**Your objective**
Tally the lines in these records that hold the string "mysql", and reply with the number alone.

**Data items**
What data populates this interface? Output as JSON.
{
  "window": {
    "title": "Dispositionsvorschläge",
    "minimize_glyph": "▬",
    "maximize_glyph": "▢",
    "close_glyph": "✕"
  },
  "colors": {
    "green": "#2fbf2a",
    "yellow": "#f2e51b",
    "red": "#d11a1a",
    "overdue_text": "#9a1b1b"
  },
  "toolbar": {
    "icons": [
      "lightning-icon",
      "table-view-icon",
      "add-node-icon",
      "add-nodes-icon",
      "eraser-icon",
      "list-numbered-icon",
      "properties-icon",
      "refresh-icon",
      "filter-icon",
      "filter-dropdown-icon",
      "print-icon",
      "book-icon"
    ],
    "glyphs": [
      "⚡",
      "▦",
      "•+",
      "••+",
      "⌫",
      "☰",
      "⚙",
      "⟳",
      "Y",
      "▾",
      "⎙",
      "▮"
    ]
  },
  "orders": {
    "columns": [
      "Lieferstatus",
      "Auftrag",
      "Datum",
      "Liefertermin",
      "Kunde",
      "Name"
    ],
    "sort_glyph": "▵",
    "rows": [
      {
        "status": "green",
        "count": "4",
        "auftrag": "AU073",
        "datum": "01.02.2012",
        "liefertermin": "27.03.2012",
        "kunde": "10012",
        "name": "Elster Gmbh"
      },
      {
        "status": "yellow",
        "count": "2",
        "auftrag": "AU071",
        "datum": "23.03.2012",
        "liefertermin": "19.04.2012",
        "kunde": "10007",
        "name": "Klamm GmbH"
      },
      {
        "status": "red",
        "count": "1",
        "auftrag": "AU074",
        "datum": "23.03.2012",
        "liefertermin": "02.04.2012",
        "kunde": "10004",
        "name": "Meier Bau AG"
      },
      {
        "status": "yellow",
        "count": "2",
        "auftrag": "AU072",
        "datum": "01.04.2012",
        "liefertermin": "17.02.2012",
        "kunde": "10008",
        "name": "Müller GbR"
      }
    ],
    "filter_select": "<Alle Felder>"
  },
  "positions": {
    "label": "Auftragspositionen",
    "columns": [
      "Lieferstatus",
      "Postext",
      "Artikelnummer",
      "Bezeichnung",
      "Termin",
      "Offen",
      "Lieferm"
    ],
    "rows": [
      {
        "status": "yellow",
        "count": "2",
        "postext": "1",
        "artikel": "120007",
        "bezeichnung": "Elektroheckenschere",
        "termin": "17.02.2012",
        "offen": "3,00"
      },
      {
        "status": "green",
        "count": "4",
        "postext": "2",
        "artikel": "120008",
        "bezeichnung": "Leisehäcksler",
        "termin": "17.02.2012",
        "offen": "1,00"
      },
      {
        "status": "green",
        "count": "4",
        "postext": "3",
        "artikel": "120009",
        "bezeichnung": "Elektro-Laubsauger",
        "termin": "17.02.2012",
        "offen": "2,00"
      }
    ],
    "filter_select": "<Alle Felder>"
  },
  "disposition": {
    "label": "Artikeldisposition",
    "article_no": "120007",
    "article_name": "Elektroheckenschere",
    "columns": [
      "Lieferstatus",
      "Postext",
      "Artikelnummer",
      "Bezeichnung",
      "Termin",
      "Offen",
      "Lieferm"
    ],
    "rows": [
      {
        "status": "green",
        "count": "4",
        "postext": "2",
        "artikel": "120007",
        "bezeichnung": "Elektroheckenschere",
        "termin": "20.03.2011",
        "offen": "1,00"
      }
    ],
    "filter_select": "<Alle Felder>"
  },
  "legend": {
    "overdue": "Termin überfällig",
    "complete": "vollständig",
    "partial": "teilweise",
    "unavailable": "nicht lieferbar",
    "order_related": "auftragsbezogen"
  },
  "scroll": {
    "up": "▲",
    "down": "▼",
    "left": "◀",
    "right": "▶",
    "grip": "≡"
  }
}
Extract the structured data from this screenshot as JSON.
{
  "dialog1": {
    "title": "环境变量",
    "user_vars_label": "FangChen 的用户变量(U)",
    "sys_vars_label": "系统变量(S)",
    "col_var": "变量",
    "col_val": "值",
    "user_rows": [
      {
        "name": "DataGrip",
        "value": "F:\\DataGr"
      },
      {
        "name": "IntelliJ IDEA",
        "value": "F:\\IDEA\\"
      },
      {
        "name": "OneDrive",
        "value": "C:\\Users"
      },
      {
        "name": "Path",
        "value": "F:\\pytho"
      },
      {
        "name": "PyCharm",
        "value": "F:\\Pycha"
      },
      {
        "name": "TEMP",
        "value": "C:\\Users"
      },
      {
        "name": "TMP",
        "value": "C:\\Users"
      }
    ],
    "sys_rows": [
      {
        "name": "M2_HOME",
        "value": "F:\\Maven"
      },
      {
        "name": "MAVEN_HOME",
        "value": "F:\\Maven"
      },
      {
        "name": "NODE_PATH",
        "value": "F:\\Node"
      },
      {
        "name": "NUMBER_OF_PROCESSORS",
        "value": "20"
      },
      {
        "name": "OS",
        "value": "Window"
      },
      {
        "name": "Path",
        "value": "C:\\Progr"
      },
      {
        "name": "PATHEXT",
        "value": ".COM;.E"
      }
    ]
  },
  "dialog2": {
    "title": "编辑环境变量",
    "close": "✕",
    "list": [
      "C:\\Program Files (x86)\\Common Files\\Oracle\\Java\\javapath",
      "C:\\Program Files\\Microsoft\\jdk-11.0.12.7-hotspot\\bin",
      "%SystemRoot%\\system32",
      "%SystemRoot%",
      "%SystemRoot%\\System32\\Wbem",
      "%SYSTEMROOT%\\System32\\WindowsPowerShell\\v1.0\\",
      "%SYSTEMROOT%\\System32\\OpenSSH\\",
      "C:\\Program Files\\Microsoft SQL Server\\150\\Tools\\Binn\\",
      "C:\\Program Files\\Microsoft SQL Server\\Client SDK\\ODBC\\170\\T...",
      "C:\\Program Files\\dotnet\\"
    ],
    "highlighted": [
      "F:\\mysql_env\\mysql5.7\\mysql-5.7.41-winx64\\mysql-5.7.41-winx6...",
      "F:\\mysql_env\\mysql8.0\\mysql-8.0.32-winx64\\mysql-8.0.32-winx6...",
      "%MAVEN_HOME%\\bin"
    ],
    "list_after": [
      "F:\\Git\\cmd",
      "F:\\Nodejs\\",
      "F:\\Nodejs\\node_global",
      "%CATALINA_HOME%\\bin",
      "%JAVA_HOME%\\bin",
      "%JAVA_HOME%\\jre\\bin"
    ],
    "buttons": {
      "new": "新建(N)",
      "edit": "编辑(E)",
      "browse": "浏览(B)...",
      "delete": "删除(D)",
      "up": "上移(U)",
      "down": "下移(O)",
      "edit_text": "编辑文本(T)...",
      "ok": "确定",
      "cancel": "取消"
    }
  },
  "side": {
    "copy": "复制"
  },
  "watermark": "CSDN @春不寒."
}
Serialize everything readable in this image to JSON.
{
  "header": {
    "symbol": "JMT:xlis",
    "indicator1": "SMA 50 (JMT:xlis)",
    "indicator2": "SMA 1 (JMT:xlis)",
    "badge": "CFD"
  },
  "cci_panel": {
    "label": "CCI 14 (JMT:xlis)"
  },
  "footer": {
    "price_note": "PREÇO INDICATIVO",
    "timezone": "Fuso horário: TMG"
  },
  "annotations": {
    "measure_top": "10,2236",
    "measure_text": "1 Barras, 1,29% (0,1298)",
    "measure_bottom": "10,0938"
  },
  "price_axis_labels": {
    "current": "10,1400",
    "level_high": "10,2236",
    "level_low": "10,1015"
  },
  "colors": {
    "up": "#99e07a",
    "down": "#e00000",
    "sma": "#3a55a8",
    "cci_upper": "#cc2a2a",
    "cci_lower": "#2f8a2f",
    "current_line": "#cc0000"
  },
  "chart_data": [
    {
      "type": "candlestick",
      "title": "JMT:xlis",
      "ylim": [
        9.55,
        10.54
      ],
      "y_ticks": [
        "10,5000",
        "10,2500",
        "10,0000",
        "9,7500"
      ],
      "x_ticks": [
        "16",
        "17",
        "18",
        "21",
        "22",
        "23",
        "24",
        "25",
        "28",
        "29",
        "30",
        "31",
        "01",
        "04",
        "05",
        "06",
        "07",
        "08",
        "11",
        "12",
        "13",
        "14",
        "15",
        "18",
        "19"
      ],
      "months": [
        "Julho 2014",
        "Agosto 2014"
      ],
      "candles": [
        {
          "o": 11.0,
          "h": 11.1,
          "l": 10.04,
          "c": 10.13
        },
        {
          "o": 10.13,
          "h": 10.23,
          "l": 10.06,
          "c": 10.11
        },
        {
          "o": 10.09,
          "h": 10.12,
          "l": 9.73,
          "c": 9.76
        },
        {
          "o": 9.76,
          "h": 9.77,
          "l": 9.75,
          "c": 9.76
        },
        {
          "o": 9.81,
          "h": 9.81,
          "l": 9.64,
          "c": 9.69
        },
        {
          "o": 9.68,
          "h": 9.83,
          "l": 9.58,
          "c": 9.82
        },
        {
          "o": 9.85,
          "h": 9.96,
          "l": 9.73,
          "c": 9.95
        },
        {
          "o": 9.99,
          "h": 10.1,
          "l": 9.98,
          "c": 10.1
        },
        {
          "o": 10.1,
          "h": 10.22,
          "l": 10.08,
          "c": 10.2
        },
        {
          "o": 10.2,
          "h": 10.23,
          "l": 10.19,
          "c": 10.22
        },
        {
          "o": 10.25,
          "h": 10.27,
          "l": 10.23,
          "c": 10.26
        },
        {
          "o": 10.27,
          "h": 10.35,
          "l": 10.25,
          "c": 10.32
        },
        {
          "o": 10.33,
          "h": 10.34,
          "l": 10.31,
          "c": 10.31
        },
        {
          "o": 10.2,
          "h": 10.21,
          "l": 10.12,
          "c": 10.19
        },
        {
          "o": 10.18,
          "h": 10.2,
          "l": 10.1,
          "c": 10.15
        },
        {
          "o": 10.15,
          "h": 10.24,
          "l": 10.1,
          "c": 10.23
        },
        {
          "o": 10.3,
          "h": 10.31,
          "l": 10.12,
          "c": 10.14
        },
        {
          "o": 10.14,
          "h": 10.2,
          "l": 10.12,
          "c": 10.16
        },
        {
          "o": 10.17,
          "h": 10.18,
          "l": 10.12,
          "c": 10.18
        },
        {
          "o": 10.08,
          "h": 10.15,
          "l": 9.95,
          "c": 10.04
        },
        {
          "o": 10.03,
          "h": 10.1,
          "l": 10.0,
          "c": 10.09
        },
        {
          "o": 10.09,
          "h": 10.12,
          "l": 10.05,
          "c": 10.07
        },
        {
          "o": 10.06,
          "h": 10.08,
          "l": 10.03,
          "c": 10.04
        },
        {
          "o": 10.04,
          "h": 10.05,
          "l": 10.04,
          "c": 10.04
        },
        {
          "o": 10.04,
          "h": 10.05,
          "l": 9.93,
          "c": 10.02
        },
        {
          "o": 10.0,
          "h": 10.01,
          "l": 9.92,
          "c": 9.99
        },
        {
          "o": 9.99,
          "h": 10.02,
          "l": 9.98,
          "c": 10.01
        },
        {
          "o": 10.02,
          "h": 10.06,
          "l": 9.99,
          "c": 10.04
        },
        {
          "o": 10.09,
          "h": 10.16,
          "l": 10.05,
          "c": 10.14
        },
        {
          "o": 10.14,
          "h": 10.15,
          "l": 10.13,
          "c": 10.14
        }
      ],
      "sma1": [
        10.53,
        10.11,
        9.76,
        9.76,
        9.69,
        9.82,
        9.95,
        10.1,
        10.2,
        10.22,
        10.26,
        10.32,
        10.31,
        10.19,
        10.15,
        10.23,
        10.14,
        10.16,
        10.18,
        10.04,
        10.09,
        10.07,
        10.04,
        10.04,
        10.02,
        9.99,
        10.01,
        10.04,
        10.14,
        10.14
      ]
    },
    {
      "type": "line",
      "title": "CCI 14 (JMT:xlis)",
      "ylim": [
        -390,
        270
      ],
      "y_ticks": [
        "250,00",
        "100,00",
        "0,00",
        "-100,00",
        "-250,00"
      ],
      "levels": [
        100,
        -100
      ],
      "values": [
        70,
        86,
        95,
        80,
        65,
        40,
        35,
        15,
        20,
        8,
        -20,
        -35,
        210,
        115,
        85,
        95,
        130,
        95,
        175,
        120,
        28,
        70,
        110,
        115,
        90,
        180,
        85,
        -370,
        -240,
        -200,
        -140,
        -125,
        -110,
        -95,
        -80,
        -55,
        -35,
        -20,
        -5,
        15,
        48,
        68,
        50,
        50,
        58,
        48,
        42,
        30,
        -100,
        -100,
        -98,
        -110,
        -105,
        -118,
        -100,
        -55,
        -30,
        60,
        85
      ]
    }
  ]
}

**Result of this exercise**
2